◆ **What the exercise asks**:
Below is a set of records; restate each one word for word.

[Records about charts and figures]
┌──

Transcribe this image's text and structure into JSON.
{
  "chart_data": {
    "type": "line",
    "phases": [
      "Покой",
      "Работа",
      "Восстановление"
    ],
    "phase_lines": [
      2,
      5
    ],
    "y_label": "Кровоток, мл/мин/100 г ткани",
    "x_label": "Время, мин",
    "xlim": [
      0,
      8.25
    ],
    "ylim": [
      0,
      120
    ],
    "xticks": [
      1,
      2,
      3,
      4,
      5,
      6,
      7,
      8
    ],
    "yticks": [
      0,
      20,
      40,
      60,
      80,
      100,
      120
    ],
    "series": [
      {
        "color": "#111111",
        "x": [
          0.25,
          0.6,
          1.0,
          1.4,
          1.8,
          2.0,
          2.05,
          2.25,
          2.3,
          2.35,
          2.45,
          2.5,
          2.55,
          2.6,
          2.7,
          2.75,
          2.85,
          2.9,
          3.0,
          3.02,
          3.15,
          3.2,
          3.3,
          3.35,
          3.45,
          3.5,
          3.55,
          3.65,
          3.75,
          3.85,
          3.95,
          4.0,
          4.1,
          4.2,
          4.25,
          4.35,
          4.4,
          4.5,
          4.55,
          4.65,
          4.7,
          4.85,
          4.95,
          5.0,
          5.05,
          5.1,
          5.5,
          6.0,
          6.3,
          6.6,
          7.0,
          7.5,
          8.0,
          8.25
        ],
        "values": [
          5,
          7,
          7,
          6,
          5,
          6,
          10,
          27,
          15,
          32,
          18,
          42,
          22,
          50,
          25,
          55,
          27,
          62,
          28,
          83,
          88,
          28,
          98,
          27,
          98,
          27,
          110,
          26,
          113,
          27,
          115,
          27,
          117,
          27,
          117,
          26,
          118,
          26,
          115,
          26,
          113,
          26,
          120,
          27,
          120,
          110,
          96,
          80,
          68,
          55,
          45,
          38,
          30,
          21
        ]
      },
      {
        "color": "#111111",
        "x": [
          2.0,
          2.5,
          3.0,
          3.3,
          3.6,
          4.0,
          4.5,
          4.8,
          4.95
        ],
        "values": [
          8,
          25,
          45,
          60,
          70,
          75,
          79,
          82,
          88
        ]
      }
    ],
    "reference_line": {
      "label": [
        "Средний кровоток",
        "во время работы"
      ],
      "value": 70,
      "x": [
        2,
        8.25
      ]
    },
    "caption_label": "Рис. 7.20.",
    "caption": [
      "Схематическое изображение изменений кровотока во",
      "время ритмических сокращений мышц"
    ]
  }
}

└──

◆ **Output for this exercise**:
Transcribe this image's text and structure into JSON.
{
  "chart_data": {
    "type": "line",
    "phases": [
      "Покой",
      "Работа",
      "Восстановление"
    ],
    "phase_lines": [
      2,
      5
    ],
    "y_label": "Кровоток, мл/мин/100 г ткани",
    "x_label": "Время, мин",
    "xlim": [
      0,
      8.25
    ],
    "ylim": [
      0,
      120
    ],
    "xticks": [
      1,
      2,
      3,
      4,
      5,
      6,
      7,
      8
    ],
    "yticks": [
      0,
      20,
      40,
      60,
      80,
      100,
      120
    ],
    "series": [
      {
        "color": "#111111",
        "x": [
          0.25,
          0.6,
          1.0,
          1.4,
          1.8,
          2.0,
          2.05,
          2.25,
          2.3,
          2.35,
          2.45,
          2.5,
          2.55,
          2.6,
          2.7,
          2.75,
          2.85,
          2.9,
          3.0,
          3.02,
          3.15,
          3.2,
          3.3,
          3.35,
          3.45,
          3.5,
          3.55,
          3.65,
          3.75,
          3.85,
          3.95,
          4.0,
          4.1,
          4.2,
          4.25,
          4.35,
          4.4,
          4.5,
          4.55,
          4.65,
          4.7,
          4.85,
          4.95,
          5.0,
          5.05,
          5.1,
          5.5,
          6.0,
          6.3,
          6.6,
          7.0,
          7.5,
          8.0,
          8.25
        ],
        "values": [
          5,
          7,
          7,
          6,
          5,
          6,
          10,
          27,
          15,
          32,
          18,
          42,
          22,
          50,
          25,
          55,
          27,
          62,
          28,
          83,
          88,
          28,
          98,
          27,
          98,
          27,
          110,
          26,
          113,
          27,
          115,
          27,
          117,
          27,
          117,
          26,
          118,
          26,
          115,
          26,
          113,
          26,
          120,
          27,
          120,
          110,
          96,
          80,
          68,
          55,
          45,
          38,
          30,
          21
        ]
      },
      {
        "color": "#111111",
        "x": [
          2.0,
          2.5,
          3.0,
          3.3,
          3.6,
          4.0,
          4.5,
          4.8,
          4.95
        ],
        "values": [
          8,
          25,
          45,
          60,
          70,
          75,
          79,
          82,
          88
        ]
      }
    ],
    "reference_line": {
      "label": [
        "Средний кровоток",
        "во время работы"
      ],
      "value": 70,
      "x": [
        2,
        8.25
      ]
    },
    "caption_label": "Рис. 7.20.",
    "caption": [
      "Схематическое изображение изменений кровотока во",
      "время ритмических сокращений мышц"
    ]
  }
}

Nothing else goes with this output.